■ **REQUEST**:
Take the material below and retype it in full; pictures are left out.

>> Begin

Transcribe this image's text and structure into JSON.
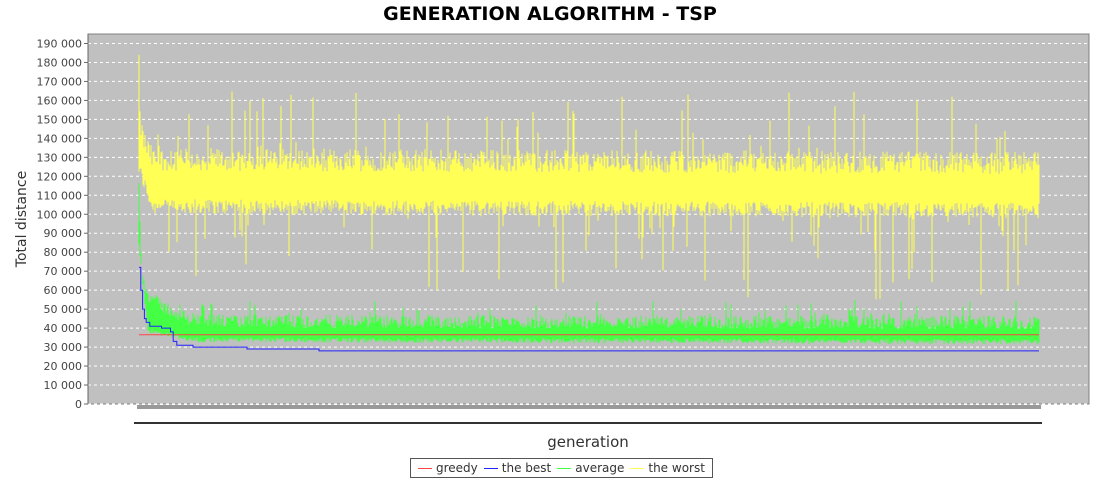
{
  "chart_data": {
    "type": "line",
    "title": "GENERATION ALGORITHM - TSP",
    "xlabel": "generation",
    "ylabel": "Total distance",
    "ylim": [
      0,
      195000
    ],
    "yticks": [
      0,
      10000,
      20000,
      30000,
      40000,
      50000,
      60000,
      70000,
      80000,
      90000,
      100000,
      110000,
      120000,
      130000,
      140000,
      150000,
      160000,
      170000,
      180000,
      190000
    ],
    "ytick_labels": [
      "0",
      "10 000",
      "20 000",
      "30 000",
      "40 000",
      "50 000",
      "60 000",
      "70 000",
      "80 000",
      "90 000",
      "100 000",
      "110 000",
      "120 000",
      "130 000",
      "140 000",
      "150 000",
      "160 000",
      "170 000",
      "180 000",
      "190 000"
    ],
    "grid": true,
    "legend_position": "bottom-center",
    "x_range": [
      0,
      1000
    ],
    "series": [
      {
        "name": "greedy",
        "color": "#ff4444",
        "kind": "constant",
        "value": 36500
      },
      {
        "name": "the best",
        "color": "#2222ff",
        "kind": "step",
        "points": [
          [
            0,
            72000
          ],
          [
            2,
            60000
          ],
          [
            4,
            50000
          ],
          [
            6,
            45000
          ],
          [
            8,
            43000
          ],
          [
            12,
            41000
          ],
          [
            25,
            40000
          ],
          [
            35,
            38000
          ],
          [
            38,
            33000
          ],
          [
            42,
            31000
          ],
          [
            60,
            30000
          ],
          [
            120,
            29000
          ],
          [
            200,
            28000
          ],
          [
            1000,
            28000
          ]
        ]
      },
      {
        "name": "average",
        "color": "#44ff44",
        "kind": "noisy",
        "points": [
          [
            0,
            110000
          ],
          [
            3,
            68000
          ],
          [
            8,
            55000
          ],
          [
            20,
            50000
          ],
          [
            50,
            42000
          ],
          [
            100,
            40000
          ],
          [
            1000,
            39500
          ]
        ],
        "low_points": [
          [
            0,
            84000
          ],
          [
            10,
            40000
          ],
          [
            60,
            35000
          ],
          [
            1000,
            34000
          ]
        ],
        "spike_max": 55000
      },
      {
        "name": "the worst",
        "color": "#ffff55",
        "kind": "noisy",
        "points": [
          [
            0,
            140000
          ],
          [
            5,
            128000
          ],
          [
            15,
            118000
          ],
          [
            1000,
            116000
          ]
        ],
        "low_points": [
          [
            0,
            120000
          ],
          [
            15,
            100000
          ],
          [
            1000,
            98000
          ]
        ],
        "peak": 184000,
        "spike_max": 165000,
        "dip_min": 55000
      }
    ]
  }
}
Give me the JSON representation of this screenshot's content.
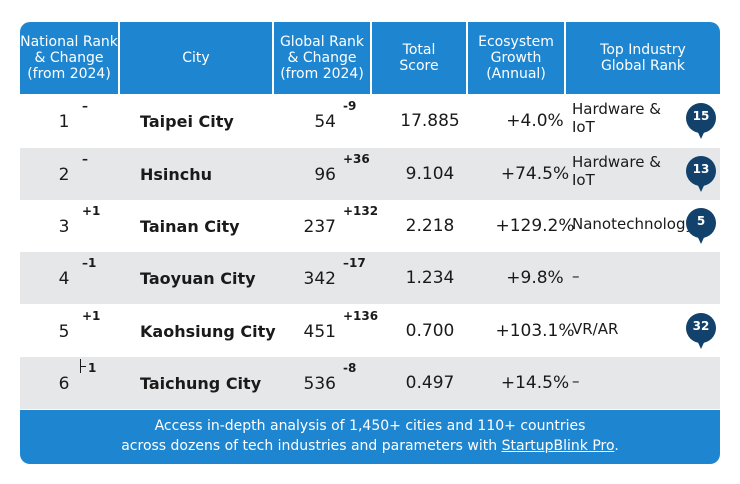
{
  "headers": [
    "National Rank\n& Change\n(from 2024)",
    "City",
    "Global Rank\n& Change\n(from 2024)",
    "Total\nScore",
    "Ecosystem\nGrowth\n(Annual)",
    "Top Industry\nGlobal Rank"
  ],
  "rows": [
    {
      "nrank": "1",
      "nchg": "–",
      "city": "Taipei City",
      "grank": "54",
      "gchg": "-9",
      "score": "17.885",
      "growth": "+4.0%",
      "industry": "Hardware &\nIoT",
      "industry_rank": "15"
    },
    {
      "nrank": "2",
      "nchg": "–",
      "city": "Hsinchu",
      "grank": "96",
      "gchg": "+36",
      "score": "9.104",
      "growth": "+74.5%",
      "industry": "Hardware &\nIoT",
      "industry_rank": "13"
    },
    {
      "nrank": "3",
      "nchg": "+1",
      "city": "Tainan City",
      "grank": "237",
      "gchg": "+132",
      "score": "2.218",
      "growth": "+129.2%",
      "industry": "Nanotechnology",
      "industry_rank": "5"
    },
    {
      "nrank": "4",
      "nchg": "–1",
      "city": "Taoyuan City",
      "grank": "342",
      "gchg": "–17",
      "score": "1.234",
      "growth": "+9.8%",
      "industry": "–",
      "industry_rank": ""
    },
    {
      "nrank": "5",
      "nchg": "+1",
      "city": "Kaohsiung City",
      "grank": "451",
      "gchg": "+136",
      "score": "0.700",
      "growth": "+103.1%",
      "industry": "VR/AR",
      "industry_rank": "32"
    },
    {
      "nrank": "6",
      "nchg": "1",
      "city": "Taichung City",
      "grank": "536",
      "gchg": "-8",
      "score": "0.497",
      "growth": "+14.5%",
      "industry": "–",
      "industry_rank": ""
    }
  ],
  "footer": {
    "line1": "Access in-depth analysis of 1,450+ cities and 110+ countries",
    "line2_prefix": "across dozens of tech industries and parameters with ",
    "link": "StartupBlink Pro",
    "line2_suffix": "."
  },
  "colors": {
    "header": "#1e86d1",
    "stripe": "#e6e7e8",
    "pin": "#12416b"
  }
}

>> End

■ **SOLUTION BELOW**:
Transcribe this image's text and structure into JSON.
{
  "chart_data": {
    "type": "line",
    "title": "GENERATION ALGORITHM - TSP",
    "xlabel": "generation",
    "ylabel": "Total distance",
    "ylim": [
      0,
      195000
    ],
    "yticks": [
      0,
      10000,
      20000,
      30000,
      40000,
      50000,
      60000,
      70000,
      80000,
      90000,
      100000,
      110000,
      120000,
      130000,
      140000,
      150000,
      160000,
      170000,
      180000,
      190000
    ],
    "ytick_labels": [
      "0",
      "10 000",
      "20 000",
      "30 000",
      "40 000",
      "50 000",
      "60 000",
      "70 000",
      "80 000",
      "90 000",
      "100 000",
      "110 000",
      "120 000",
      "130 000",
      "140 000",
      "150 000",
      "160 000",
      "170 000",
      "180 000",
      "190 000"
    ],
    "grid": true,
    "legend_position": "bottom-center",
    "x_range": [
      0,
      1000
    ],
    "series": [
      {
        "name": "greedy",
        "color": "#ff4444",
        "kind": "constant",
        "value": 36500
      },
      {
        "name": "the best",
        "color": "#2222ff",
        "kind": "step",
        "points": [
          [
            0,
            72000
          ],
          [
            2,
            60000
          ],
          [
            4,
            50000
          ],
          [
            6,
            45000
          ],
          [
            8,
            43000
          ],
          [
            12,
            41000
          ],
          [
            25,
            40000
          ],
          [
            35,
            38000
          ],
          [
            38,
            33000
          ],
          [
            42,
            31000
          ],
          [
            60,
            30000
          ],
          [
            120,
            29000
          ],
          [
            200,
            28000
          ],
          [
            1000,
            28000
          ]
        ]
      },
      {
        "name": "average",
        "color": "#44ff44",
        "kind": "noisy",
        "points": [
          [
            0,
            110000
          ],
          [
            3,
            68000
          ],
          [
            8,
            55000
          ],
          [
            20,
            50000
          ],
          [
            50,
            42000
          ],
          [
            100,
            40000
          ],
          [
            1000,
            39500
          ]
        ],
        "low_points": [
          [
            0,
            84000
          ],
          [
            10,
            40000
          ],
          [
            60,
            35000
          ],
          [
            1000,
            34000
          ]
        ],
        "spike_max": 55000
      },
      {
        "name": "the worst",
        "color": "#ffff55",
        "kind": "noisy",
        "points": [
          [
            0,
            140000
          ],
          [
            5,
            128000
          ],
          [
            15,
            118000
          ],
          [
            1000,
            116000
          ]
        ],
        "low_points": [
          [
            0,
            120000
          ],
          [
            15,
            100000
          ],
          [
            1000,
            98000
          ]
        ],
        "peak": 184000,
        "spike_max": 165000,
        "dip_min": 55000
      }
    ]
  }
}
Give me the JSON representation of this screenshot's content.
{
  "headers": [
    "National Rank\n& Change\n(from 2024)",
    "City",
    "Global Rank\n& Change\n(from 2024)",
    "Total\nScore",
    "Ecosystem\nGrowth\n(Annual)",
    "Top Industry\nGlobal Rank"
  ],
  "rows": [
    {
      "nrank": "1",
      "nchg": "–",
      "city": "Taipei City",
      "grank": "54",
      "gchg": "-9",
      "score": "17.885",
      "growth": "+4.0%",
      "industry": "Hardware &\nIoT",
      "industry_rank": "15"
    },
    {
      "nrank": "2",
      "nchg": "–",
      "city": "Hsinchu",
      "grank": "96",
      "gchg": "+36",
      "score": "9.104",
      "growth": "+74.5%",
      "industry": "Hardware &\nIoT",
      "industry_rank": "13"
    },
    {
      "nrank": "3",
      "nchg": "+1",
      "city": "Tainan City",
      "grank": "237",
      "gchg": "+132",
      "score": "2.218",
      "growth": "+129.2%",
      "industry": "Nanotechnology",
      "industry_rank": "5"
    },
    {
      "nrank": "4",
      "nchg": "–1",
      "city": "Taoyuan City",
      "grank": "342",
      "gchg": "–17",
      "score": "1.234",
      "growth": "+9.8%",
      "industry": "–",
      "industry_rank": ""
    },
    {
      "nrank": "5",
      "nchg": "+1",
      "city": "Kaohsiung City",
      "grank": "451",
      "gchg": "+136",
      "score": "0.700",
      "growth": "+103.1%",
      "industry": "VR/AR",
      "industry_rank": "32"
    },
    {
      "nrank": "6",
      "nchg": "1",
      "city": "Taichung City",
      "grank": "536",
      "gchg": "-8",
      "score": "0.497",
      "growth": "+14.5%",
      "industry": "–",
      "industry_rank": ""
    }
  ],
  "footer": {
    "line1": "Access in-depth analysis of 1,450+ cities and 110+ countries",
    "line2_prefix": "across dozens of tech industries and parameters with ",
    "link": "StartupBlink Pro",
    "line2_suffix": "."
  },
  "colors": {
    "header": "#1e86d1",
    "stripe": "#e6e7e8",
    "pin": "#12416b"
  }
}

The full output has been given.